# [To do]
Return each line of the data below verbatim; pictures are to be left out.

-- start of Supplied information --

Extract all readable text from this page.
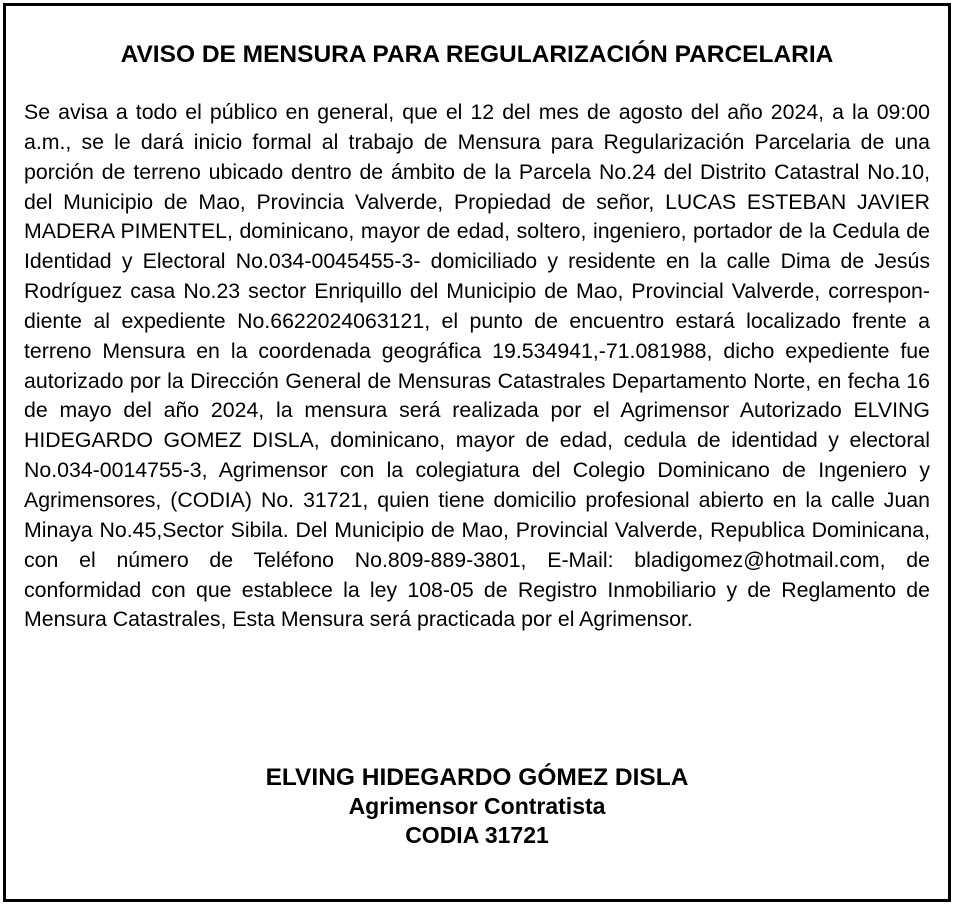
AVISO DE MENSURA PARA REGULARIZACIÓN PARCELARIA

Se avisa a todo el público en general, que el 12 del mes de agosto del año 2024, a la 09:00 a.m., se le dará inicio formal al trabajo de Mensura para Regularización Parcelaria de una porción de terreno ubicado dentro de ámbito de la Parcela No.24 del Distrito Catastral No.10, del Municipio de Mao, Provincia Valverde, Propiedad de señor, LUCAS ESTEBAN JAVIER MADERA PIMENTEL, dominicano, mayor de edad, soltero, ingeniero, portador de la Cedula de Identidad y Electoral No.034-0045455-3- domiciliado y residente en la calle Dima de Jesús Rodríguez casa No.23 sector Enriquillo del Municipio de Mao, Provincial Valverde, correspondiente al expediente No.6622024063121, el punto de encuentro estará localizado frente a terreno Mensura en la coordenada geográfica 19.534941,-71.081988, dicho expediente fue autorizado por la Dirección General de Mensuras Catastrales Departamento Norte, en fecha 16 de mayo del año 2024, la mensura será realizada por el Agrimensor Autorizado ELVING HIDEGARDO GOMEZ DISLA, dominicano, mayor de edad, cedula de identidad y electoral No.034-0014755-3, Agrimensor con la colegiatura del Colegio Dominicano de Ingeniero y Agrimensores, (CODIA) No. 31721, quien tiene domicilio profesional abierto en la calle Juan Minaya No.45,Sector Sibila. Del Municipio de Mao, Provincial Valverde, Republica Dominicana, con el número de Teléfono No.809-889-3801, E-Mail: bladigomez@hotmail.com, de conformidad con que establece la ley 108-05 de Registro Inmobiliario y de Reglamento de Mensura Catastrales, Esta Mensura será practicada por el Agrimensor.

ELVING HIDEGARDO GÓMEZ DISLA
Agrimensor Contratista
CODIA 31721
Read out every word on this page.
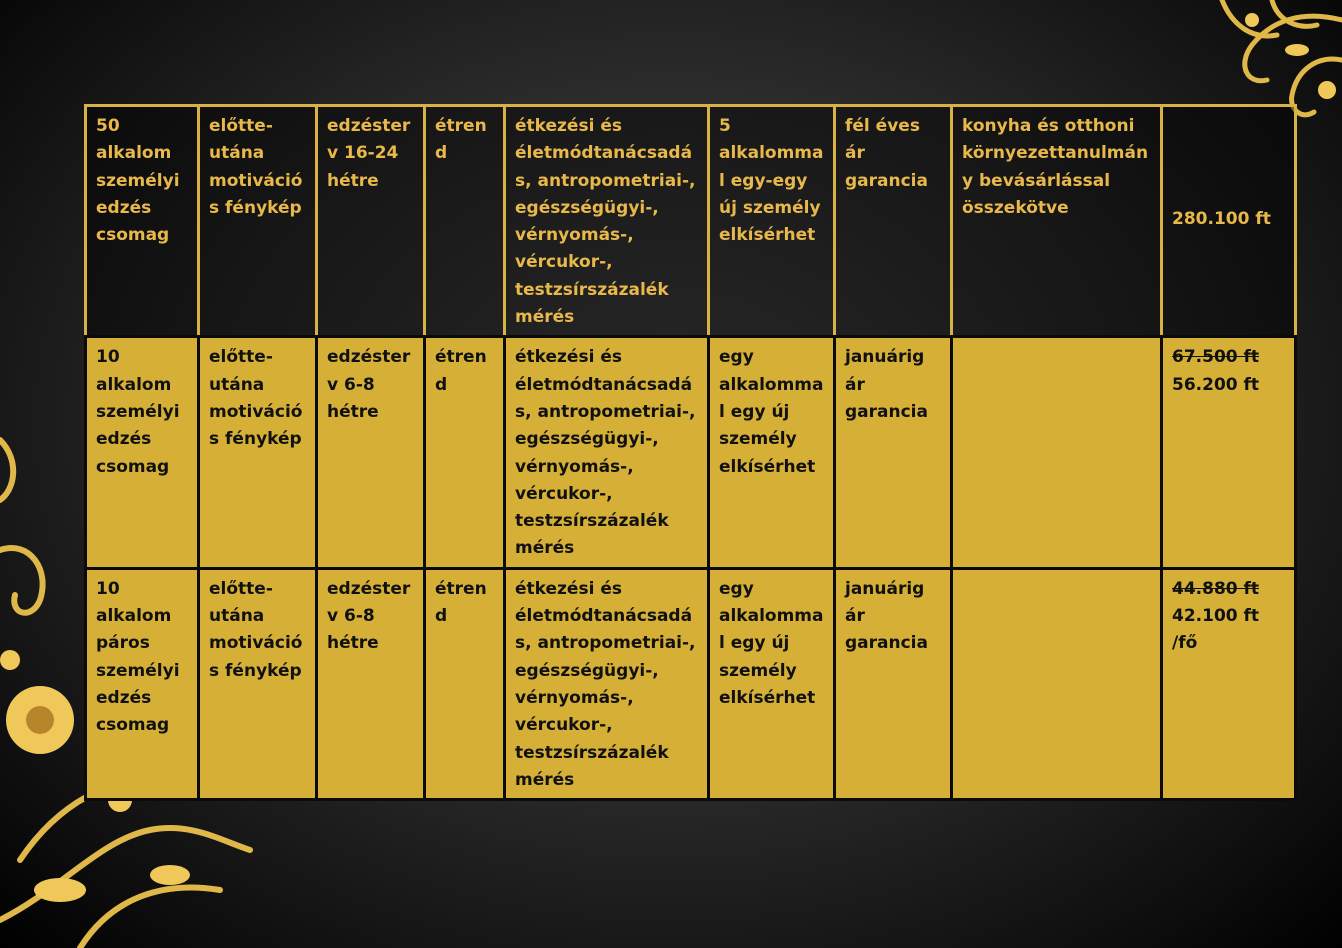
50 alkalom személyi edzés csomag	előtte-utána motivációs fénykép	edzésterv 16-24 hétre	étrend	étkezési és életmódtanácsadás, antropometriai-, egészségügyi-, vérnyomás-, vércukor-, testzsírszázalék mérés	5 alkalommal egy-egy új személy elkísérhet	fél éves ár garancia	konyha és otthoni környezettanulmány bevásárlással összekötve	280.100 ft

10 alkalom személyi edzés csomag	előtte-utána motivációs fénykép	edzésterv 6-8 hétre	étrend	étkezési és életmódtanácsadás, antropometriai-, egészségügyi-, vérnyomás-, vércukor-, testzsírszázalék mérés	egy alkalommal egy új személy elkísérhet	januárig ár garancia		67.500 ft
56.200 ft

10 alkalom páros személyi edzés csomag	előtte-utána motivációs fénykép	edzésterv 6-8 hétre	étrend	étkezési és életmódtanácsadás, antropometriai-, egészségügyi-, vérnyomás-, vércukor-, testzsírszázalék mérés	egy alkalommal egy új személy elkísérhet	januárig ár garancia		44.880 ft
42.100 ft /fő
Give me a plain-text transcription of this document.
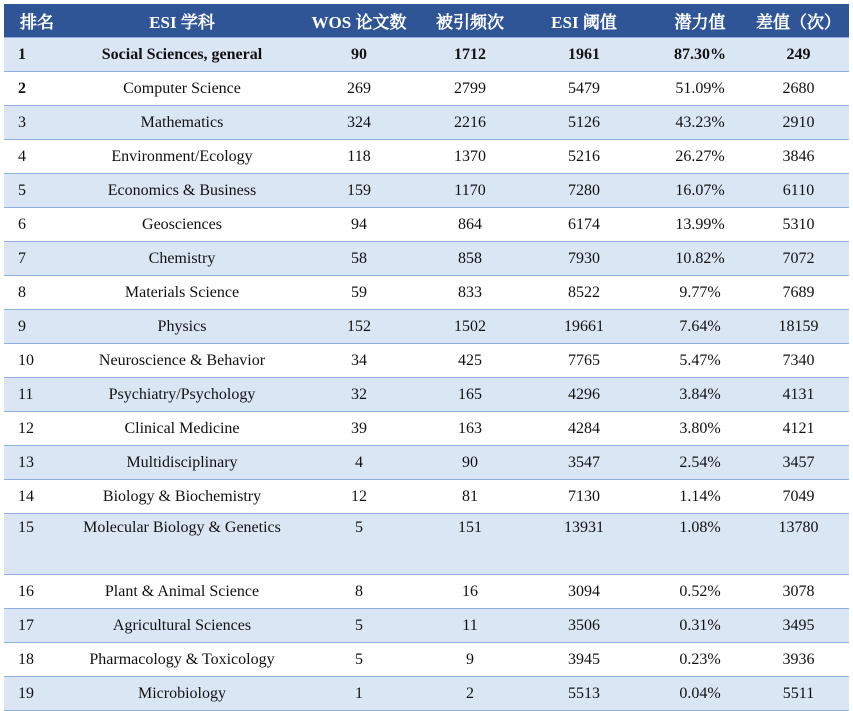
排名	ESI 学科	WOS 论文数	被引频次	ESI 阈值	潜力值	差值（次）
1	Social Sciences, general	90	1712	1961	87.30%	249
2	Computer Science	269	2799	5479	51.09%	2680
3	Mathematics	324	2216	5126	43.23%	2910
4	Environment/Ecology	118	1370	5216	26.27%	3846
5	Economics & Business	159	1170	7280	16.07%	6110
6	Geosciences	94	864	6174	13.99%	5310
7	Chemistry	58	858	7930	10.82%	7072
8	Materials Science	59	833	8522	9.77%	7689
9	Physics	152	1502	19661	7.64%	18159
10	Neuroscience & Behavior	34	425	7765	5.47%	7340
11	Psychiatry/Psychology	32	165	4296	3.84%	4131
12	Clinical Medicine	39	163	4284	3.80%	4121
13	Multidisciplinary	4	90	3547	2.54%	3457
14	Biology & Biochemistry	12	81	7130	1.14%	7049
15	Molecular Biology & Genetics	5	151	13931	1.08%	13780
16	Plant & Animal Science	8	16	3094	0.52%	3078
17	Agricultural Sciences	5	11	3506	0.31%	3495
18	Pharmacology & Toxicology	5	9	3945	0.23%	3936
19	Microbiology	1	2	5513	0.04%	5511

-- end of Supplied information --

# [The reply]
Extract all readable text from this page.
AVISO DE MENSURA PARA REGULARIZACIÓN PARCELARIA

Se avisa a todo el público en general, que el 12 del mes de agosto del año 2024, a la 09:00 a.m., se le dará inicio formal al trabajo de Mensura para Regularización Parcelaria de una porción de terreno ubicado dentro de ámbito de la Parcela No.24 del Distrito Catastral No.10, del Municipio de Mao, Provincia Valverde, Propiedad de señor, LUCAS ESTEBAN JAVIER MADERA PIMENTEL, dominicano, mayor de edad, soltero, ingeniero, portador de la Cedula de Identidad y Electoral No.034-0045455-3- domiciliado y residente en la calle Dima de Jesús Rodríguez casa No.23 sector Enriquillo del Municipio de Mao, Provincial Valverde, correspondiente al expediente No.6622024063121, el punto de encuentro estará localizado frente a terreno Mensura en la coordenada geográfica 19.534941,-71.081988, dicho expediente fue autorizado por la Dirección General de Mensuras Catastrales Departamento Norte, en fecha 16 de mayo del año 2024, la mensura será realizada por el Agrimensor Autorizado ELVING HIDEGARDO GOMEZ DISLA, dominicano, mayor de edad, cedula de identidad y electoral No.034-0014755-3, Agrimensor con la colegiatura del Colegio Dominicano de Ingeniero y Agrimensores, (CODIA) No. 31721, quien tiene domicilio profesional abierto en la calle Juan Minaya No.45,Sector Sibila. Del Municipio de Mao, Provincial Valverde, Republica Dominicana, con el número de Teléfono No.809-889-3801, E-Mail: bladigomez@hotmail.com, de conformidad con que establece la ley 108-05 de Registro Inmobiliario y de Reglamento de Mensura Catastrales, Esta Mensura será practicada por el Agrimensor.

ELVING HIDEGARDO GÓMEZ DISLA
Agrimensor Contratista
CODIA 31721
Read out every word on this page.
50 alkalom személyi edzés csomag	előtte-utána motivációs fénykép	edzésterv 16-24 hétre	étrend	étkezési és életmódtanácsadás, antropometriai-, egészségügyi-, vérnyomás-, vércukor-, testzsírszázalék mérés	5 alkalommal egy-egy új személy elkísérhet	fél éves ár garancia	konyha és otthoni környezettanulmány bevásárlással összekötve	280.100 ft

10 alkalom személyi edzés csomag	előtte-utána motivációs fénykép	edzésterv 6-8 hétre	étrend	étkezési és életmódtanácsadás, antropometriai-, egészségügyi-, vérnyomás-, vércukor-, testzsírszázalék mérés	egy alkalommal egy új személy elkísérhet	januárig ár garancia		67.500 ft
56.200 ft

10 alkalom páros személyi edzés csomag	előtte-utána motivációs fénykép	edzésterv 6-8 hétre	étrend	étkezési és életmódtanácsadás, antropometriai-, egészségügyi-, vérnyomás-, vércukor-, testzsírszázalék mérés	egy alkalommal egy új személy elkísérhet	januárig ár garancia		44.880 ft
42.100 ft /fő
Give me a plain-text transcription of this document.
排名	ESI 学科	WOS 论文数	被引频次	ESI 阈值	潜力值	差值（次）
1	Social Sciences, general	90	1712	1961	87.30%	249
2	Computer Science	269	2799	5479	51.09%	2680
3	Mathematics	324	2216	5126	43.23%	2910
4	Environment/Ecology	118	1370	5216	26.27%	3846
5	Economics & Business	159	1170	7280	16.07%	6110
6	Geosciences	94	864	6174	13.99%	5310
7	Chemistry	58	858	7930	10.82%	7072
8	Materials Science	59	833	8522	9.77%	7689
9	Physics	152	1502	19661	7.64%	18159
10	Neuroscience & Behavior	34	425	7765	5.47%	7340
11	Psychiatry/Psychology	32	165	4296	3.84%	4131
12	Clinical Medicine	39	163	4284	3.80%	4121
13	Multidisciplinary	4	90	3547	2.54%	3457
14	Biology & Biochemistry	12	81	7130	1.14%	7049
15	Molecular Biology & Genetics	5	151	13931	1.08%	13780
16	Plant & Animal Science	8	16	3094	0.52%	3078
17	Agricultural Sciences	5	11	3506	0.31%	3495
18	Pharmacology & Toxicology	5	9	3945	0.23%	3936
19	Microbiology	1	2	5513	0.04%	5511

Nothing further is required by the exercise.